Element position data

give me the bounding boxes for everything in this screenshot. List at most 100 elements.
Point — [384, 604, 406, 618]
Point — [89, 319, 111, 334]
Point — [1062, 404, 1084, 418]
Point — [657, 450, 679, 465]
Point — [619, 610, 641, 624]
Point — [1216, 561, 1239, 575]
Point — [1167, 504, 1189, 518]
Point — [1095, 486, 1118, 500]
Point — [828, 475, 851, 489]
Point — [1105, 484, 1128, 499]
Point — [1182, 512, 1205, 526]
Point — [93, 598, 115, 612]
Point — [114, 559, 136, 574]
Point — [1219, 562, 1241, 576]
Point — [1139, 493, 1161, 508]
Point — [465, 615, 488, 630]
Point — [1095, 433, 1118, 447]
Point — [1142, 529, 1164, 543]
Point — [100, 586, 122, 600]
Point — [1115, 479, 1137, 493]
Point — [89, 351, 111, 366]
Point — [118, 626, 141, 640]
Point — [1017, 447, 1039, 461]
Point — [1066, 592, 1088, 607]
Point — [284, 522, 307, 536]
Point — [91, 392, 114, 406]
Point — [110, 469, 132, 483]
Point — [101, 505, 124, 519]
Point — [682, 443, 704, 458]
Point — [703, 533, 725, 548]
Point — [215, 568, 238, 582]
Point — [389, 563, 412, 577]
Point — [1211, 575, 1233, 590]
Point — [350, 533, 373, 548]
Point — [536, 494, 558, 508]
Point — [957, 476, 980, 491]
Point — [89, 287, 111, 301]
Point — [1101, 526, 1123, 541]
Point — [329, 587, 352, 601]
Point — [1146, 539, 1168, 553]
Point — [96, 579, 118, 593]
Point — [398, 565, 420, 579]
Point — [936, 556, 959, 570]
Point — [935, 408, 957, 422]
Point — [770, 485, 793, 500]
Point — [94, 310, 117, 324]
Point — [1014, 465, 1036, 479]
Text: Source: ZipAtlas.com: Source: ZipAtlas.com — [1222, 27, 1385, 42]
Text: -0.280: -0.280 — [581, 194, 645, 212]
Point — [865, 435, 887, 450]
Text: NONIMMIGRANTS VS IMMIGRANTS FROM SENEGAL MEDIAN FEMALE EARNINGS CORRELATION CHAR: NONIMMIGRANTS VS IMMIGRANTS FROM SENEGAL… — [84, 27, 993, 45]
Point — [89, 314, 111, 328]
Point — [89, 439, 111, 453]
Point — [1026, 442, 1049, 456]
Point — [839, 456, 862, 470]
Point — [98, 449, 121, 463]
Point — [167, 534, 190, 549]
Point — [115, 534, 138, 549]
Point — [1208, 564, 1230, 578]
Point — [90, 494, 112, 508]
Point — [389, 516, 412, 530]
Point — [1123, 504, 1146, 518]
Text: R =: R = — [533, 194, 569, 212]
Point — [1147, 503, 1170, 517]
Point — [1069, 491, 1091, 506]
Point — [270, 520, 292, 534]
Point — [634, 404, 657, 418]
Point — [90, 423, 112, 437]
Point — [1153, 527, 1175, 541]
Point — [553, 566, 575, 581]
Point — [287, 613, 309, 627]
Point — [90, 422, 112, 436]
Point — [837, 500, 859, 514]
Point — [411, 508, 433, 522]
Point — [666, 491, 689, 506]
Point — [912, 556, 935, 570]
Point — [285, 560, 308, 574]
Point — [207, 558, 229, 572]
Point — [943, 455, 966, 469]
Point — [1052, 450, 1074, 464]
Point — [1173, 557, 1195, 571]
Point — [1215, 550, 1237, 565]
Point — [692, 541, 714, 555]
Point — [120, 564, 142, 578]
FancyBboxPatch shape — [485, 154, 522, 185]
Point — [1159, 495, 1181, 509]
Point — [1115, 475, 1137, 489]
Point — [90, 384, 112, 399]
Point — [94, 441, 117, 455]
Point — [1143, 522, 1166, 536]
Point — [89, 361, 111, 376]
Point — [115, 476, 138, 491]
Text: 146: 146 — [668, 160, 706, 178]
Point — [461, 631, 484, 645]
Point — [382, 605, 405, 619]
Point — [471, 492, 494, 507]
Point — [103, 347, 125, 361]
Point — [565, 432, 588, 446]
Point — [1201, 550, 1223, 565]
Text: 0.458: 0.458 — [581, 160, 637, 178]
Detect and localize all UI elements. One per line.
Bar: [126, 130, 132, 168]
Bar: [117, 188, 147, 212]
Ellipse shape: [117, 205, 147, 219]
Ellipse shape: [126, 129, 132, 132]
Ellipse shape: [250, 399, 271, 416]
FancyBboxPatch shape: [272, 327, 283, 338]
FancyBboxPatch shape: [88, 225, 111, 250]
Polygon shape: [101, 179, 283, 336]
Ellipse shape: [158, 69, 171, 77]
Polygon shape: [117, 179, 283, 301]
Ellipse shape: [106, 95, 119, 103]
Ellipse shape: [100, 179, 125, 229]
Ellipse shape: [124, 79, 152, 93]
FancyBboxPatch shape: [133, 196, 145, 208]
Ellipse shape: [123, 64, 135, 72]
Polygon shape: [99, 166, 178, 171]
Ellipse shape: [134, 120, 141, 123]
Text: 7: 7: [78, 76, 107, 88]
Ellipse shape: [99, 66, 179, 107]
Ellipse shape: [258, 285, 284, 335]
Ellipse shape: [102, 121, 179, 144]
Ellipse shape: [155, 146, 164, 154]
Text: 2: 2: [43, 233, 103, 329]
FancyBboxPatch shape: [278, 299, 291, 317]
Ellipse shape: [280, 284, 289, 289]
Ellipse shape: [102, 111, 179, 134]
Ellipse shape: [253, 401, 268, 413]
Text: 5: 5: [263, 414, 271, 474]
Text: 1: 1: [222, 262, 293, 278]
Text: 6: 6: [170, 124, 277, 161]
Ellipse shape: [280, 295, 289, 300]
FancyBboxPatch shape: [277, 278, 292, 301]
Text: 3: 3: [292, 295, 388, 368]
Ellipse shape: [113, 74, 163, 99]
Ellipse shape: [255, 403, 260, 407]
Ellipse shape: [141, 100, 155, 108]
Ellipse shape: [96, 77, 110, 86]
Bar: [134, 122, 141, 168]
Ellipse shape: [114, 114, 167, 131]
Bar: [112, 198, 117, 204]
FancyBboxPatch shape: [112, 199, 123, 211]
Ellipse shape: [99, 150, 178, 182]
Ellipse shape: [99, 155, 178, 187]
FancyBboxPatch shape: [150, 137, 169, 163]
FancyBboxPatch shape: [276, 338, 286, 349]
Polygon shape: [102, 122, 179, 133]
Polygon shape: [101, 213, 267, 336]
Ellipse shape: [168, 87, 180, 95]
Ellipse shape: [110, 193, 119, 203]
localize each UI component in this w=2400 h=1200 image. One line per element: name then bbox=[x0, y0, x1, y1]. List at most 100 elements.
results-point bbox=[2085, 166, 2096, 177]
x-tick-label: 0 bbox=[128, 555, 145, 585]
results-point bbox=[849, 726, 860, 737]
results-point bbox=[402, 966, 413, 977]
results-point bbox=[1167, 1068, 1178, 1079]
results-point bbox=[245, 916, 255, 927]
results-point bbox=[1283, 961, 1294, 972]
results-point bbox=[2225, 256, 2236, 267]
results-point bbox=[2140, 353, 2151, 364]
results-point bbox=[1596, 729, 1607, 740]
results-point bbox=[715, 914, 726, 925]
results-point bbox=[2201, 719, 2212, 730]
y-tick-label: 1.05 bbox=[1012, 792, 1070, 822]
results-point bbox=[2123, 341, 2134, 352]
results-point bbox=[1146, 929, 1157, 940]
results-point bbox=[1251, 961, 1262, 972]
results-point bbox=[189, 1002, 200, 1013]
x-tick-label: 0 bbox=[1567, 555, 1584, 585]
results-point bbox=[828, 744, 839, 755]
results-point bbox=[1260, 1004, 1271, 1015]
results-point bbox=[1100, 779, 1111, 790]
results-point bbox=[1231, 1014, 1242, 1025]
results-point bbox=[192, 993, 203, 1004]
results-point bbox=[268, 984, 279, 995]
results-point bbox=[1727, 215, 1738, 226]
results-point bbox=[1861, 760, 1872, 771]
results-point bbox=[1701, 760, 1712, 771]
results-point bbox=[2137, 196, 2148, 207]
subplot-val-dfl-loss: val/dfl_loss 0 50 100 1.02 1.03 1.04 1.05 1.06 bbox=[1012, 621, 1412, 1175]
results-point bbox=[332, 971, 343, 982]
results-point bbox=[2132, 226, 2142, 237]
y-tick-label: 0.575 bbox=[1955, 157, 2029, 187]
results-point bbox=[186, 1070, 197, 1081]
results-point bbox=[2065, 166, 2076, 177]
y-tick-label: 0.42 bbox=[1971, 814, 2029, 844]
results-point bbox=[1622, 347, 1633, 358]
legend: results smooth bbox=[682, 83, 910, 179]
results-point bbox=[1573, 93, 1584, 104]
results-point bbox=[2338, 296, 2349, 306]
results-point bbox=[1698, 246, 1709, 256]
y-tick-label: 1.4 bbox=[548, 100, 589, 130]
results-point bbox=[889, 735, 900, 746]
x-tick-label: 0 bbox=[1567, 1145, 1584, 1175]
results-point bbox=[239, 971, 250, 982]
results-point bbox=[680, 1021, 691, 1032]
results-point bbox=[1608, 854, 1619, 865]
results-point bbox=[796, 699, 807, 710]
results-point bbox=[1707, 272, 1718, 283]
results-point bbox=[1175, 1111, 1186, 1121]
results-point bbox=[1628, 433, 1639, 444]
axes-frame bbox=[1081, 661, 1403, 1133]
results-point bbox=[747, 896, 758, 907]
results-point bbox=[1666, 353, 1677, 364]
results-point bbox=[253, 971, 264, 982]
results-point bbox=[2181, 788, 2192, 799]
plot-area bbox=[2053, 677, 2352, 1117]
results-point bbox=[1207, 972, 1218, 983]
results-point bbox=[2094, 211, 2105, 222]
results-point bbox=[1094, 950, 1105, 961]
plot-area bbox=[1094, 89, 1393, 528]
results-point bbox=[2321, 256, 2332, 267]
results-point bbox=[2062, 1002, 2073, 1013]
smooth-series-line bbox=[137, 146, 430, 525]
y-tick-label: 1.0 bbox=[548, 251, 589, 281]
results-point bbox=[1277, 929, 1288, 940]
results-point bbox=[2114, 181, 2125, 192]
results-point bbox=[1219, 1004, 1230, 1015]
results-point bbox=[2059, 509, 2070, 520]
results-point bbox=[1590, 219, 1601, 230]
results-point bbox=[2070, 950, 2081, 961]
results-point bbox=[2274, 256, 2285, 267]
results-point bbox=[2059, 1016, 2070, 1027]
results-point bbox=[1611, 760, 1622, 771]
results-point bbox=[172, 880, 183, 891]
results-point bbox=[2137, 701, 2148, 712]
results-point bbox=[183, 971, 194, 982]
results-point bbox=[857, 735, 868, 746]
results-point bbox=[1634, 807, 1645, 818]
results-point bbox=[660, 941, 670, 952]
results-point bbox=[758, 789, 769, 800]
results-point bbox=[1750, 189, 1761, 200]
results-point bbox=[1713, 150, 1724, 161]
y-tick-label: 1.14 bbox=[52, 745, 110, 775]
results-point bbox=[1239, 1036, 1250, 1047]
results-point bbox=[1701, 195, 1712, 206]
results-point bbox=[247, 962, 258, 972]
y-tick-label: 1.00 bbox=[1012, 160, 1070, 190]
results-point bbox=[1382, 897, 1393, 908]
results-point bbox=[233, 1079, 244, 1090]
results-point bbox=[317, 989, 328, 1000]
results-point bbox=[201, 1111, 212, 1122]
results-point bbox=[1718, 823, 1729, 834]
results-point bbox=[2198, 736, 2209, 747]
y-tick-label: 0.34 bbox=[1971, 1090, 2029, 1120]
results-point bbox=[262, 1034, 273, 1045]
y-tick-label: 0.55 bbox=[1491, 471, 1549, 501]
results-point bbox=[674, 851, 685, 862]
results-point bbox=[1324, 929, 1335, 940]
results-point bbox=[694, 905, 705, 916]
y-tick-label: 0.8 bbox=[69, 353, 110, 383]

## DIRECTIONS FOR THIS TASK
Reproduce the entries above without any changes, from the very first line up to and including the line with "Point — [118, 626, 141, 640]".

## SOLUTION FOR THIS EXERCISE
give me the bounding boxes for everything in this screenshot. List at most 100 elements.
Point — [384, 604, 406, 618]
Point — [89, 319, 111, 334]
Point — [1062, 404, 1084, 418]
Point — [657, 450, 679, 465]
Point — [619, 610, 641, 624]
Point — [1216, 561, 1239, 575]
Point — [1167, 504, 1189, 518]
Point — [1095, 486, 1118, 500]
Point — [828, 475, 851, 489]
Point — [1105, 484, 1128, 499]
Point — [1182, 512, 1205, 526]
Point — [93, 598, 115, 612]
Point — [114, 559, 136, 574]
Point — [1219, 562, 1241, 576]
Point — [1139, 493, 1161, 508]
Point — [465, 615, 488, 630]
Point — [1095, 433, 1118, 447]
Point — [1142, 529, 1164, 543]
Point — [100, 586, 122, 600]
Point — [1115, 479, 1137, 493]
Point — [89, 351, 111, 366]
Point — [118, 626, 141, 640]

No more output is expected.